##### RECORDS SHOWN

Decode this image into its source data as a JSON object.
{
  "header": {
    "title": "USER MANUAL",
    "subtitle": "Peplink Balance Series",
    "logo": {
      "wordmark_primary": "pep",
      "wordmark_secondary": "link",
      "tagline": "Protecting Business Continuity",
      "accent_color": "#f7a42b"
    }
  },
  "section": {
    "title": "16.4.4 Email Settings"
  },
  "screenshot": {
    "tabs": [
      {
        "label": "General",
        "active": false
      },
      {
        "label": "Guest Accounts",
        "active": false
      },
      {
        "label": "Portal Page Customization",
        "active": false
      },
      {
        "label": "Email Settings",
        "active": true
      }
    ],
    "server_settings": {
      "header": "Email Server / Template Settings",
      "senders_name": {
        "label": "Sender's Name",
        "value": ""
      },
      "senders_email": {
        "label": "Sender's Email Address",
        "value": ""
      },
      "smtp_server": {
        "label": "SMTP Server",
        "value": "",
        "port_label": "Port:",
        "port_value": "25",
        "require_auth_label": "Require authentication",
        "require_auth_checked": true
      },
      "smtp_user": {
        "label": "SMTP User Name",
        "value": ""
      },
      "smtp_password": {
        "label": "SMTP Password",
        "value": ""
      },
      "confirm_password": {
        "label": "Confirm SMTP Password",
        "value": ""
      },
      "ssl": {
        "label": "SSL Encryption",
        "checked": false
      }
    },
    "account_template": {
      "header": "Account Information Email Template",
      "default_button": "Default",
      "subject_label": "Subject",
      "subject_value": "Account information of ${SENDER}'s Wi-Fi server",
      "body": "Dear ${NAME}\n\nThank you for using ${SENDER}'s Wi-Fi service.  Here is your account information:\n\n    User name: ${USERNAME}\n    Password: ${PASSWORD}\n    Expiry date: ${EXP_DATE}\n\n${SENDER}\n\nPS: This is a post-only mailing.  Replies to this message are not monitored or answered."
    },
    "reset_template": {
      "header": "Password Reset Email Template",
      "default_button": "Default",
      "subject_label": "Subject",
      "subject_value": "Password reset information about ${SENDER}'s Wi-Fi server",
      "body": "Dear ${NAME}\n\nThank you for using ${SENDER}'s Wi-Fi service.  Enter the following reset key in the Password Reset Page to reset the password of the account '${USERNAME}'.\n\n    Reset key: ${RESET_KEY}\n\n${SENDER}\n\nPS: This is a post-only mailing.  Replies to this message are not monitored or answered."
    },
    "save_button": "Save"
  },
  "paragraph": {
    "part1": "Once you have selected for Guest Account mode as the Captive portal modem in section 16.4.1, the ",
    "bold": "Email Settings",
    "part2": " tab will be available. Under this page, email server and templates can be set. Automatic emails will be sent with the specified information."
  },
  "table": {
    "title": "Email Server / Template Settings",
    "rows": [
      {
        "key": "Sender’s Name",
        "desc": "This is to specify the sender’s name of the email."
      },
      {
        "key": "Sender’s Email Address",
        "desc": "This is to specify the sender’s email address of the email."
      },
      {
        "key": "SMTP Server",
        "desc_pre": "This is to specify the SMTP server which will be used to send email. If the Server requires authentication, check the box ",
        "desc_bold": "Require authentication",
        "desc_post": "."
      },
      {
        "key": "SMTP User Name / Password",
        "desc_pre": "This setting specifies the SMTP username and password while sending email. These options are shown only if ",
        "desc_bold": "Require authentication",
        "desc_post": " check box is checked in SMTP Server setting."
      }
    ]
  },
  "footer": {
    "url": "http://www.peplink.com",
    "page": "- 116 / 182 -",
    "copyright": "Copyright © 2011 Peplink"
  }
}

##########

Retype the records in full. Keep every line identical to the original.

*ANSWER*:
Decode this image into its source data as a JSON object.
{
  "header": {
    "title": "USER MANUAL",
    "subtitle": "Peplink Balance Series",
    "logo": {
      "wordmark_primary": "pep",
      "wordmark_secondary": "link",
      "tagline": "Protecting Business Continuity",
      "accent_color": "#f7a42b"
    }
  },
  "section": {
    "title": "16.4.4 Email Settings"
  },
  "screenshot": {
    "tabs": [
      {
        "label": "General",
        "active": false
      },
      {
        "label": "Guest Accounts",
        "active": false
      },
      {
        "label": "Portal Page Customization",
        "active": false
      },
      {
        "label": "Email Settings",
        "active": true
      }
    ],
    "server_settings": {
      "header": "Email Server / Template Settings",
      "senders_name": {
        "label": "Sender's Name",
        "value": ""
      },
      "senders_email": {
        "label": "Sender's Email Address",
        "value": ""
      },
      "smtp_server": {
        "label": "SMTP Server",
        "value": "",
        "port_label": "Port:",
        "port_value": "25",
        "require_auth_label": "Require authentication",
        "require_auth_checked": true
      },
      "smtp_user": {
        "label": "SMTP User Name",
        "value": ""
      },
      "smtp_password": {
        "label": "SMTP Password",
        "value": ""
      },
      "confirm_password": {
        "label": "Confirm SMTP Password",
        "value": ""
      },
      "ssl": {
        "label": "SSL Encryption",
        "checked": false
      }
    },
    "account_template": {
      "header": "Account Information Email Template",
      "default_button": "Default",
      "subject_label": "Subject",
      "subject_value": "Account information of ${SENDER}'s Wi-Fi server",
      "body": "Dear ${NAME}\n\nThank you for using ${SENDER}'s Wi-Fi service.  Here is your account information:\n\n    User name: ${USERNAME}\n    Password: ${PASSWORD}\n    Expiry date: ${EXP_DATE}\n\n${SENDER}\n\nPS: This is a post-only mailing.  Replies to this message are not monitored or answered."
    },
    "reset_template": {
      "header": "Password Reset Email Template",
      "default_button": "Default",
      "subject_label": "Subject",
      "subject_value": "Password reset information about ${SENDER}'s Wi-Fi server",
      "body": "Dear ${NAME}\n\nThank you for using ${SENDER}'s Wi-Fi service.  Enter the following reset key in the Password Reset Page to reset the password of the account '${USERNAME}'.\n\n    Reset key: ${RESET_KEY}\n\n${SENDER}\n\nPS: This is a post-only mailing.  Replies to this message are not monitored or answered."
    },
    "save_button": "Save"
  },
  "paragraph": {
    "part1": "Once you have selected for Guest Account mode as the Captive portal modem in section 16.4.1, the ",
    "bold": "Email Settings",
    "part2": " tab will be available. Under this page, email server and templates can be set. Automatic emails will be sent with the specified information."
  },
  "table": {
    "title": "Email Server / Template Settings",
    "rows": [
      {
        "key": "Sender’s Name",
        "desc": "This is to specify the sender’s name of the email."
      },
      {
        "key": "Sender’s Email Address",
        "desc": "This is to specify the sender’s email address of the email."
      },
      {
        "key": "SMTP Server",
        "desc_pre": "This is to specify the SMTP server which will be used to send email. If the Server requires authentication, check the box ",
        "desc_bold": "Require authentication",
        "desc_post": "."
      },
      {
        "key": "SMTP User Name / Password",
        "desc_pre": "This setting specifies the SMTP username and password while sending email. These options are shown only if ",
        "desc_bold": "Require authentication",
        "desc_post": " check box is checked in SMTP Server setting."
      }
    ]
  },
  "footer": {
    "url": "http://www.peplink.com",
    "page": "- 116 / 182 -",
    "copyright": "Copyright © 2011 Peplink"
  }
}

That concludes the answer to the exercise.